#### DIRECTION:
Retype every line of the data below word for word, leaving out the pictures.

───── RECORD EXCERPTS

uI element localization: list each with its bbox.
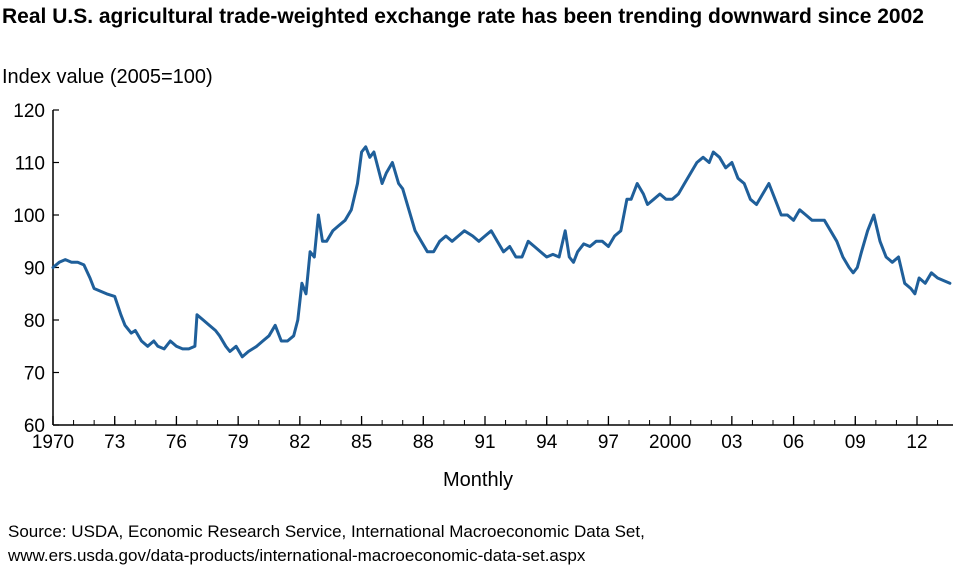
x-tick-label: 82 [289, 432, 310, 453]
chart-axes: 60 70 80 90 100 110 120 1970 73 76 79 82 85 88 91 94 97 2… [13, 101, 953, 453]
x-tick-label: 94 [536, 432, 558, 453]
x-tick-label: 1970 [32, 432, 74, 453]
x-tick-label: 79 [228, 432, 249, 453]
x-tick-label: 09 [845, 432, 866, 453]
y-tick-label: 90 [24, 259, 45, 280]
x-tick-label: 73 [104, 432, 125, 453]
x-tick-label: 03 [721, 432, 742, 453]
plot-area [51, 145, 952, 359]
x-tick-label: 12 [906, 432, 927, 453]
y-tick-label: 120 [13, 101, 45, 122]
x-tick-label: 85 [351, 432, 372, 453]
x-tick-label: 88 [413, 432, 434, 453]
source-note: Source: USDA, Economic Research Service,… [8, 520, 948, 568]
y-tick-label: 80 [24, 311, 45, 332]
series-line-0 [51, 145, 952, 359]
source-line-1: Source: USDA, Economic Research Service,… [8, 522, 645, 541]
y-tick-label: 70 [24, 364, 45, 385]
y-tick-label: 60 [24, 416, 45, 437]
y-tick-label: 100 [13, 206, 45, 227]
x-tick-label: 76 [166, 432, 187, 453]
x-tick-label: 97 [598, 432, 619, 453]
x-tick-label: 2000 [649, 432, 691, 453]
x-tick-label: 06 [783, 432, 804, 453]
chart-title: Real U.S. agricultural trade-weighted ex… [2, 5, 924, 28]
x-axis-label: Monthly [442, 469, 514, 491]
x-tick-label: 91 [474, 432, 495, 453]
y-axis-label: Index value (2005=100) [2, 66, 213, 88]
y-tick-label: 110 [15, 154, 45, 175]
source-line-2: www.ers.usda.gov/data-products/internati… [8, 546, 586, 565]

──────────

#### THE COMPLETED TASK:
uI element localization: list each with its bbox.
x-tick-label: 82 [289, 432, 310, 453]
chart-axes: 60 70 80 90 100 110 120 1970 73 76 79 82 85 88 91 94 97 2… [13, 101, 953, 453]
x-tick-label: 94 [536, 432, 558, 453]
x-tick-label: 1970 [32, 432, 74, 453]
x-tick-label: 79 [228, 432, 249, 453]
x-tick-label: 09 [845, 432, 866, 453]
y-tick-label: 90 [24, 259, 45, 280]
x-tick-label: 73 [104, 432, 125, 453]
x-tick-label: 03 [721, 432, 742, 453]
plot-area [51, 145, 952, 359]
x-tick-label: 12 [906, 432, 927, 453]
y-tick-label: 120 [13, 101, 45, 122]
x-tick-label: 85 [351, 432, 372, 453]
x-tick-label: 88 [413, 432, 434, 453]
source-note: Source: USDA, Economic Research Service,… [8, 520, 948, 568]
y-tick-label: 80 [24, 311, 45, 332]
series-line-0 [51, 145, 952, 359]
source-line-1: Source: USDA, Economic Research Service,… [8, 522, 645, 541]
y-tick-label: 70 [24, 364, 45, 385]
y-tick-label: 60 [24, 416, 45, 437]
y-tick-label: 100 [13, 206, 45, 227]
x-tick-label: 76 [166, 432, 187, 453]
x-tick-label: 97 [598, 432, 619, 453]
x-tick-label: 2000 [649, 432, 691, 453]
x-tick-label: 06 [783, 432, 804, 453]
chart-title: Real U.S. agricultural trade-weighted ex… [2, 5, 924, 28]
x-axis-label: Monthly [442, 469, 514, 491]
x-tick-label: 91 [474, 432, 495, 453]
y-axis-label: Index value (2005=100) [2, 66, 213, 88]
y-tick-label: 110 [15, 154, 45, 175]
source-line-2: www.ers.usda.gov/data-products/internati… [8, 546, 586, 565]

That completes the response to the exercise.